§ **Given task 1**:
According to the MyShake app text, which two features were available only on the Android version at the time of writing?

Figure 3. Screenshots from the initial user reports on the earthquake page for the Indios, Puerto Rico quake. On the left, is the main page that shows the hexbins plotted on the map. In the middle screenshot, the user has clicked on one hexbin and a pop-up appears showing the building and road damage reports for that area. On the right phone, the user scrolled further down the page to display statistics on user submitted shaking and damage reports.
The MyShake app contains other features and upgrades that we can now test. The earliest version of MyShake was released only on the Android platform, while the current update was released on both Android and iOS, thus providing a unique opportunity to evaluate our redesign decisions. The previous Android-only release featured a colorful map and color-coded earthquake rings indicating the intensity and recency of earthquake events. The redesign, in contrast, moved toward a more minimalistic design to simplify user tasks that would increase user awareness and activity. Analyzing feedback on the Google Play and Apple App Stores allowed us to evaluate how the design decisions, outlined in Rochford et al. (2018), impacted user satisfaction.
Most of the legacy Android users expressed their frustration over the redesign citing “bring back the original map,” and “I wish you would return to the red & blue used before…” This feedback, while not inherently positive, was expected as any changes take some time getting used to. In contrast, iPhone users, who were experiencing the interface for the first time, had a positive reaction toward the user interface (UI) citing “Amazing UI, great app,” and “Love the map feature, and earthquake log.” We note that while most of the legacy Android users were not pleased with the new UI, they still enjoyed the features and functionality of the app. As for the iPhone users, while they enjoyed the minimalistic design, they did express frustration regarding the lack of some features that are available only on the Android version. The Android specific features include (at the time of writing): the ability to create custom notifications, and having a battery-saving-mode option.

§ **Given task 2**:
In the listing, take the lines starting with the line with "Output each element" and going on through the line with "legend-swatch-control: [451, 35, 500, 47]", and swap each "treated-bar" for "experimental-bar", leaving everything else unchanged. Give only those lines.

§ **Box annotation data**:

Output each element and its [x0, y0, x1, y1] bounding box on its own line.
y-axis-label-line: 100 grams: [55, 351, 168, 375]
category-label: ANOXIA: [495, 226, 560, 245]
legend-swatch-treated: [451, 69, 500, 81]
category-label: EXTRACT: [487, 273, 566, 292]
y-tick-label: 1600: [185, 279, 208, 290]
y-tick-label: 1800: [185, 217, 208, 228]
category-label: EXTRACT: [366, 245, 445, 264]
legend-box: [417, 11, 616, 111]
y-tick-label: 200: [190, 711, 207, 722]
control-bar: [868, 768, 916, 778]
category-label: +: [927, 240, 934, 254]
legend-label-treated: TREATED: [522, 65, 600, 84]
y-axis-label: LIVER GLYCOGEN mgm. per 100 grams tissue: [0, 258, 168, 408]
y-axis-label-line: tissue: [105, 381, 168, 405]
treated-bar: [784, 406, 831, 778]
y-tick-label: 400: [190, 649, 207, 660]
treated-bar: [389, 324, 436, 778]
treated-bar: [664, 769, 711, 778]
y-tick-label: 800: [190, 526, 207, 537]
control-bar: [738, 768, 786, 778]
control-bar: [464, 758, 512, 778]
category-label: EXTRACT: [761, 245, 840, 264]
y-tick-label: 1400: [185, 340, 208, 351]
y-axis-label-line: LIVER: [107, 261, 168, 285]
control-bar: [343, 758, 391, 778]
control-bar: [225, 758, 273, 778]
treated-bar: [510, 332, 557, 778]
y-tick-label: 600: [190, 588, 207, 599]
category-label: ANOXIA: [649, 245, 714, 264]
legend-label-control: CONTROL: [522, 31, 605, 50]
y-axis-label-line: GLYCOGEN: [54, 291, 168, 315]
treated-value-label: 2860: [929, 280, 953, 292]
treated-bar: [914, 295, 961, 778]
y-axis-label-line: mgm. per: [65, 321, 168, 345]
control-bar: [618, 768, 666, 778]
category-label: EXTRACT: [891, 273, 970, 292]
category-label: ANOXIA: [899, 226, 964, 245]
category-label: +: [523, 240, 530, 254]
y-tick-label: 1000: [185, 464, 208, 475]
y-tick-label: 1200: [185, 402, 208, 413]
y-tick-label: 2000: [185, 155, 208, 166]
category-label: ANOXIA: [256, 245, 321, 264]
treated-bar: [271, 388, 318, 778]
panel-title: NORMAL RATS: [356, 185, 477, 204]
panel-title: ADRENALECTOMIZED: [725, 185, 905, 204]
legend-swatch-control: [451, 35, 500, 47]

---

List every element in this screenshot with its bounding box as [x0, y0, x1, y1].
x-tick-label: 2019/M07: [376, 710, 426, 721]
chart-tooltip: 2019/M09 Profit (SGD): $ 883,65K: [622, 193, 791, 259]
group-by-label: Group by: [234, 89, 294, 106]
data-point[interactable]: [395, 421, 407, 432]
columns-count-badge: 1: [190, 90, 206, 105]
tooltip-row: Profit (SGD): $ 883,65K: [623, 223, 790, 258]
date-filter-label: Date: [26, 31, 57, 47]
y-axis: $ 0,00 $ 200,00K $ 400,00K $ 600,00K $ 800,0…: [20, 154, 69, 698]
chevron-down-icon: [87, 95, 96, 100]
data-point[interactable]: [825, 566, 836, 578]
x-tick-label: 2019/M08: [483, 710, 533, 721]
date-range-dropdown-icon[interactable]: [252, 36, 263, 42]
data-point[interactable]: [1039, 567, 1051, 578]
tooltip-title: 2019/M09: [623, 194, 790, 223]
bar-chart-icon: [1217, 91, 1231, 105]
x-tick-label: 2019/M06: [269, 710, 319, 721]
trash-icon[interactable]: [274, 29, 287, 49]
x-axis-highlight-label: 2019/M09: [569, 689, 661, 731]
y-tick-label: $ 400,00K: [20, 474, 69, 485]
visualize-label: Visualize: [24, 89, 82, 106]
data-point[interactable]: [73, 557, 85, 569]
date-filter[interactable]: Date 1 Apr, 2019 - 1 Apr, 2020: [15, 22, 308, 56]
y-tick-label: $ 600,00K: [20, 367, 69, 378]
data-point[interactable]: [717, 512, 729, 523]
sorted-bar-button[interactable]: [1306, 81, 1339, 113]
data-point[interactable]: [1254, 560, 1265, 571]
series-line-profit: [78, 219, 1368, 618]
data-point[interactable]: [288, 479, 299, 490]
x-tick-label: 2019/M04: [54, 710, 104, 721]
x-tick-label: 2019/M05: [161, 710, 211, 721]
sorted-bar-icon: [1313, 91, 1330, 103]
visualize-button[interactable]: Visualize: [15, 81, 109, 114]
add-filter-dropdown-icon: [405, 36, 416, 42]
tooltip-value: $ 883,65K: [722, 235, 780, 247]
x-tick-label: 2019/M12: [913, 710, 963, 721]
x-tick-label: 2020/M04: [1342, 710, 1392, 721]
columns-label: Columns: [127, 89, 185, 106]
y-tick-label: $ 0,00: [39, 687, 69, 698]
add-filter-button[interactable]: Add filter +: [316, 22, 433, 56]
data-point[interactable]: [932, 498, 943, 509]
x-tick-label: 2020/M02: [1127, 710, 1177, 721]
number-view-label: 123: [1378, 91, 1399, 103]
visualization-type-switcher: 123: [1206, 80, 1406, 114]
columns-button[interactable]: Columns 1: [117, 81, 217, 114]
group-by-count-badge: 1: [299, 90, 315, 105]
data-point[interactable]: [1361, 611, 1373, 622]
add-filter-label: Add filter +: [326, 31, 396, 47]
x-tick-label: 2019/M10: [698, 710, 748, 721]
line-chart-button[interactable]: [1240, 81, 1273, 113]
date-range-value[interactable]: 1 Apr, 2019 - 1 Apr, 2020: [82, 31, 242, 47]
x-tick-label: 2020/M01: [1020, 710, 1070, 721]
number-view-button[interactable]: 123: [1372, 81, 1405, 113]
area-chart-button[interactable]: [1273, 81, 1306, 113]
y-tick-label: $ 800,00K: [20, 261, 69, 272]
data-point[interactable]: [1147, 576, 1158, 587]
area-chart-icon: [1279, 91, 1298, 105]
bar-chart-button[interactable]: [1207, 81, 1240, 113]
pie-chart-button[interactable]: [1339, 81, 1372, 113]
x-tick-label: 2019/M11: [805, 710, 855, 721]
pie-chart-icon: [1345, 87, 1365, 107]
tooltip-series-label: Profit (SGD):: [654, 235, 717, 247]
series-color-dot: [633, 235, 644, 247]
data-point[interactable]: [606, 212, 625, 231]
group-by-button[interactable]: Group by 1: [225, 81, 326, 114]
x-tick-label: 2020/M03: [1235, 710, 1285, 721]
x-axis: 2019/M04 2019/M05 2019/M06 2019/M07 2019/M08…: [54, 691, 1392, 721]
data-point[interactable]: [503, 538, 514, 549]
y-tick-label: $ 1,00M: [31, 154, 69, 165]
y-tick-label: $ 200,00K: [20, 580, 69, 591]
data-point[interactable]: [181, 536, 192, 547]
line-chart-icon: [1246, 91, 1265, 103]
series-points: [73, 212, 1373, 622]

§ **Task answer 1**:
The ability to create custom notifications and a battery-saving-mode option.

§ **Task answer 2**:
Output each element and its [x0, y0, x1, y1] bounding box on its own line.
y-axis-label-line: 100 grams: [55, 351, 168, 375]
category-label: ANOXIA: [495, 226, 560, 245]
legend-swatch-treated: [451, 69, 500, 81]
category-label: EXTRACT: [487, 273, 566, 292]
y-tick-label: 1600: [185, 279, 208, 290]
y-tick-label: 1800: [185, 217, 208, 228]
category-label: EXTRACT: [366, 245, 445, 264]
legend-box: [417, 11, 616, 111]
y-tick-label: 200: [190, 711, 207, 722]
control-bar: [868, 768, 916, 778]
category-label: +: [927, 240, 934, 254]
legend-label-treated: TREATED: [522, 65, 600, 84]
y-axis-label: LIVER GLYCOGEN mgm. per 100 grams tissue: [0, 258, 168, 408]
y-axis-label-line: tissue: [105, 381, 168, 405]
experimental-bar: [784, 406, 831, 778]
y-tick-label: 400: [190, 649, 207, 660]
experimental-bar: [389, 324, 436, 778]
experimental-bar: [664, 769, 711, 778]
y-tick-label: 800: [190, 526, 207, 537]
control-bar: [738, 768, 786, 778]
control-bar: [464, 758, 512, 778]
category-label: EXTRACT: [761, 245, 840, 264]
y-tick-label: 1400: [185, 340, 208, 351]
y-axis-label-line: LIVER: [107, 261, 168, 285]
control-bar: [343, 758, 391, 778]
control-bar: [225, 758, 273, 778]
experimental-bar: [510, 332, 557, 778]
y-tick-label: 600: [190, 588, 207, 599]
category-label: ANOXIA: [649, 245, 714, 264]
legend-label-control: CONTROL: [522, 31, 605, 50]
y-axis-label-line: GLYCOGEN: [54, 291, 168, 315]
treated-value-label: 2860: [929, 280, 953, 292]
experimental-bar: [914, 295, 961, 778]
y-axis-label-line: mgm. per: [65, 321, 168, 345]
control-bar: [618, 768, 666, 778]
category-label: EXTRACT: [891, 273, 970, 292]
category-label: ANOXIA: [899, 226, 964, 245]
category-label: +: [523, 240, 530, 254]
y-tick-label: 1000: [185, 464, 208, 475]
y-tick-label: 1200: [185, 402, 208, 413]
y-tick-label: 2000: [185, 155, 208, 166]
category-label: ANOXIA: [256, 245, 321, 264]
experimental-bar: [271, 388, 318, 778]
panel-title: NORMAL RATS: [356, 185, 477, 204]
panel-title: ADRENALECTOMIZED: [725, 185, 905, 204]
legend-swatch-control: [451, 35, 500, 47]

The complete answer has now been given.